▸ What is needed
Repeat the whole listing exactly as written.

▸ Extracted data entries

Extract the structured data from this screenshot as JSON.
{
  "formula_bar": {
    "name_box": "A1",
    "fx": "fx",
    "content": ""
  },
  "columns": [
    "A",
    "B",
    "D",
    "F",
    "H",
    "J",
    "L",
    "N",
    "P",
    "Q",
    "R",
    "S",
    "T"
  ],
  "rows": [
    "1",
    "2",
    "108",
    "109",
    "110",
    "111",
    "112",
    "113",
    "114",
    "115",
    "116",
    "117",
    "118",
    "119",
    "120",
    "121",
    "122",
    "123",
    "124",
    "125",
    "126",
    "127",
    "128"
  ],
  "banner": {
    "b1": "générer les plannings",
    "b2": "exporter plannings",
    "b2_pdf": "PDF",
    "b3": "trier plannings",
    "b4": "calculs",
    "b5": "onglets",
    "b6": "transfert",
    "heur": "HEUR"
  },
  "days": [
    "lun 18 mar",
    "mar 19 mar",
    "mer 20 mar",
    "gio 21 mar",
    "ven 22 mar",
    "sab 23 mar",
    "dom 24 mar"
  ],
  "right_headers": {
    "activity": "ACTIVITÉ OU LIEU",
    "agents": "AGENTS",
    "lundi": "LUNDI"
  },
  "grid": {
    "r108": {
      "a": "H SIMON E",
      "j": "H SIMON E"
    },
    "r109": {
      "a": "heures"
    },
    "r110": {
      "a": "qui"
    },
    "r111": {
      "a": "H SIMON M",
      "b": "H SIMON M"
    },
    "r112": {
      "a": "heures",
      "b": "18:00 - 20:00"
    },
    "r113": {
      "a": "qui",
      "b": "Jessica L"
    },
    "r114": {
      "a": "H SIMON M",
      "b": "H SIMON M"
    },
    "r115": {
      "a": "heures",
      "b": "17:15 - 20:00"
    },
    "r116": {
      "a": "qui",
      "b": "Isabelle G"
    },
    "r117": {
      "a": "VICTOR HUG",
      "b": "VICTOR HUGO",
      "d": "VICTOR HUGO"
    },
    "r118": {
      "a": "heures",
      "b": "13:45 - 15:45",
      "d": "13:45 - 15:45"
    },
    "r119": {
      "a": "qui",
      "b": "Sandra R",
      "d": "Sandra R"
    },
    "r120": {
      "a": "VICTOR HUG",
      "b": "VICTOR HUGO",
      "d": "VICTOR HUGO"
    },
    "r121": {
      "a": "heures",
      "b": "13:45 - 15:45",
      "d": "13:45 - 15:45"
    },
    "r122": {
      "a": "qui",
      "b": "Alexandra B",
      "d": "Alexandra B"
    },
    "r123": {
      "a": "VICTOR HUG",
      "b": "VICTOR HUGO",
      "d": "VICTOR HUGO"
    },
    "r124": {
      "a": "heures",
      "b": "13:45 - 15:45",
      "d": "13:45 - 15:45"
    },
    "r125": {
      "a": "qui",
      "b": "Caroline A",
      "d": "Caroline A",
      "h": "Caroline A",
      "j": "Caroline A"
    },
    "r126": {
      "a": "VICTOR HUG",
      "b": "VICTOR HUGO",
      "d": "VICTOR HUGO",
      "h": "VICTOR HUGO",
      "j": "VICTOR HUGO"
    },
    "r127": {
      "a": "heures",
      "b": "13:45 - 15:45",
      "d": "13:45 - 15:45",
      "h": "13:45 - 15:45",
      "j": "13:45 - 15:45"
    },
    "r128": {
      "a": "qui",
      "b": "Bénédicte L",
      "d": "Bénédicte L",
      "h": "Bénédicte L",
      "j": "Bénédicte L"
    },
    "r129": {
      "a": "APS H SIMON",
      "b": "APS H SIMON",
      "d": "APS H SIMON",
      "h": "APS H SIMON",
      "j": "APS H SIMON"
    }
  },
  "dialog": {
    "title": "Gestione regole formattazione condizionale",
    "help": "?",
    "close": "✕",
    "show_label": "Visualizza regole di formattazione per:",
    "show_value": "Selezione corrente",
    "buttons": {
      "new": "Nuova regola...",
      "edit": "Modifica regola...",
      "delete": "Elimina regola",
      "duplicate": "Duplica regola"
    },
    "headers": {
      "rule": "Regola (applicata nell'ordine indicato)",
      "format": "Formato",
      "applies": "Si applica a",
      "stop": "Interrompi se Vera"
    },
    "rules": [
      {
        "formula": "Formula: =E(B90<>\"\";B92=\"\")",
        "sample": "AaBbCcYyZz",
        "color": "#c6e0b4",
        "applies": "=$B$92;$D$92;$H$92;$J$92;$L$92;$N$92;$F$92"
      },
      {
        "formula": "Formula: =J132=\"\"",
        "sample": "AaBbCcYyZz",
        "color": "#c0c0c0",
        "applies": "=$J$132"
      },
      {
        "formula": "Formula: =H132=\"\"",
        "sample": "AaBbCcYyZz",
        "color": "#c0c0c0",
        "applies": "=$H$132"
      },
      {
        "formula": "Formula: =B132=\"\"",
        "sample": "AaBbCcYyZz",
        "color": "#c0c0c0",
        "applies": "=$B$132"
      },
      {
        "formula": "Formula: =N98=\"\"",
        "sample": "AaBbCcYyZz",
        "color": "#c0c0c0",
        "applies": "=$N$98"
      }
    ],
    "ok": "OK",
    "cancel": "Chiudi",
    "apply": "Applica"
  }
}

▸ The solution
Extract the structured data from this screenshot as JSON.
{
  "formula_bar": {
    "name_box": "A1",
    "fx": "fx",
    "content": ""
  },
  "columns": [
    "A",
    "B",
    "D",
    "F",
    "H",
    "J",
    "L",
    "N",
    "P",
    "Q",
    "R",
    "S",
    "T"
  ],
  "rows": [
    "1",
    "2",
    "108",
    "109",
    "110",
    "111",
    "112",
    "113",
    "114",
    "115",
    "116",
    "117",
    "118",
    "119",
    "120",
    "121",
    "122",
    "123",
    "124",
    "125",
    "126",
    "127",
    "128"
  ],
  "banner": {
    "b1": "générer les plannings",
    "b2": "exporter plannings",
    "b2_pdf": "PDF",
    "b3": "trier plannings",
    "b4": "calculs",
    "b5": "onglets",
    "b6": "transfert",
    "heur": "HEUR"
  },
  "days": [
    "lun 18 mar",
    "mar 19 mar",
    "mer 20 mar",
    "gio 21 mar",
    "ven 22 mar",
    "sab 23 mar",
    "dom 24 mar"
  ],
  "right_headers": {
    "activity": "ACTIVITÉ OU LIEU",
    "agents": "AGENTS",
    "lundi": "LUNDI"
  },
  "grid": {
    "r108": {
      "a": "H SIMON E",
      "j": "H SIMON E"
    },
    "r109": {
      "a": "heures"
    },
    "r110": {
      "a": "qui"
    },
    "r111": {
      "a": "H SIMON M",
      "b": "H SIMON M"
    },
    "r112": {
      "a": "heures",
      "b": "18:00 - 20:00"
    },
    "r113": {
      "a": "qui",
      "b": "Jessica L"
    },
    "r114": {
      "a": "H SIMON M",
      "b": "H SIMON M"
    },
    "r115": {
      "a": "heures",
      "b": "17:15 - 20:00"
    },
    "r116": {
      "a": "qui",
      "b": "Isabelle G"
    },
    "r117": {
      "a": "VICTOR HUG",
      "b": "VICTOR HUGO",
      "d": "VICTOR HUGO"
    },
    "r118": {
      "a": "heures",
      "b": "13:45 - 15:45",
      "d": "13:45 - 15:45"
    },
    "r119": {
      "a": "qui",
      "b": "Sandra R",
      "d": "Sandra R"
    },
    "r120": {
      "a": "VICTOR HUG",
      "b": "VICTOR HUGO",
      "d": "VICTOR HUGO"
    },
    "r121": {
      "a": "heures",
      "b": "13:45 - 15:45",
      "d": "13:45 - 15:45"
    },
    "r122": {
      "a": "qui",
      "b": "Alexandra B",
      "d": "Alexandra B"
    },
    "r123": {
      "a": "VICTOR HUG",
      "b": "VICTOR HUGO",
      "d": "VICTOR HUGO"
    },
    "r124": {
      "a": "heures",
      "b": "13:45 - 15:45",
      "d": "13:45 - 15:45"
    },
    "r125": {
      "a": "qui",
      "b": "Caroline A",
      "d": "Caroline A",
      "h": "Caroline A",
      "j": "Caroline A"
    },
    "r126": {
      "a": "VICTOR HUG",
      "b": "VICTOR HUGO",
      "d": "VICTOR HUGO",
      "h": "VICTOR HUGO",
      "j": "VICTOR HUGO"
    },
    "r127": {
      "a": "heures",
      "b": "13:45 - 15:45",
      "d": "13:45 - 15:45",
      "h": "13:45 - 15:45",
      "j": "13:45 - 15:45"
    },
    "r128": {
      "a": "qui",
      "b": "Bénédicte L",
      "d": "Bénédicte L",
      "h": "Bénédicte L",
      "j": "Bénédicte L"
    },
    "r129": {
      "a": "APS H SIMON",
      "b": "APS H SIMON",
      "d": "APS H SIMON",
      "h": "APS H SIMON",
      "j": "APS H SIMON"
    }
  },
  "dialog": {
    "title": "Gestione regole formattazione condizionale",
    "help": "?",
    "close": "✕",
    "show_label": "Visualizza regole di formattazione per:",
    "show_value": "Selezione corrente",
    "buttons": {
      "new": "Nuova regola...",
      "edit": "Modifica regola...",
      "delete": "Elimina regola",
      "duplicate": "Duplica regola"
    },
    "headers": {
      "rule": "Regola (applicata nell'ordine indicato)",
      "format": "Formato",
      "applies": "Si applica a",
      "stop": "Interrompi se Vera"
    },
    "rules": [
      {
        "formula": "Formula: =E(B90<>\"\";B92=\"\")",
        "sample": "AaBbCcYyZz",
        "color": "#c6e0b4",
        "applies": "=$B$92;$D$92;$H$92;$J$92;$L$92;$N$92;$F$92"
      },
      {
        "formula": "Formula: =J132=\"\"",
        "sample": "AaBbCcYyZz",
        "color": "#c0c0c0",
        "applies": "=$J$132"
      },
      {
        "formula": "Formula: =H132=\"\"",
        "sample": "AaBbCcYyZz",
        "color": "#c0c0c0",
        "applies": "=$H$132"
      },
      {
        "formula": "Formula: =B132=\"\"",
        "sample": "AaBbCcYyZz",
        "color": "#c0c0c0",
        "applies": "=$B$132"
      },
      {
        "formula": "Formula: =N98=\"\"",
        "sample": "AaBbCcYyZz",
        "color": "#c0c0c0",
        "applies": "=$N$98"
      }
    ],
    "ok": "OK",
    "cancel": "Chiudi",
    "apply": "Applica"
  }
}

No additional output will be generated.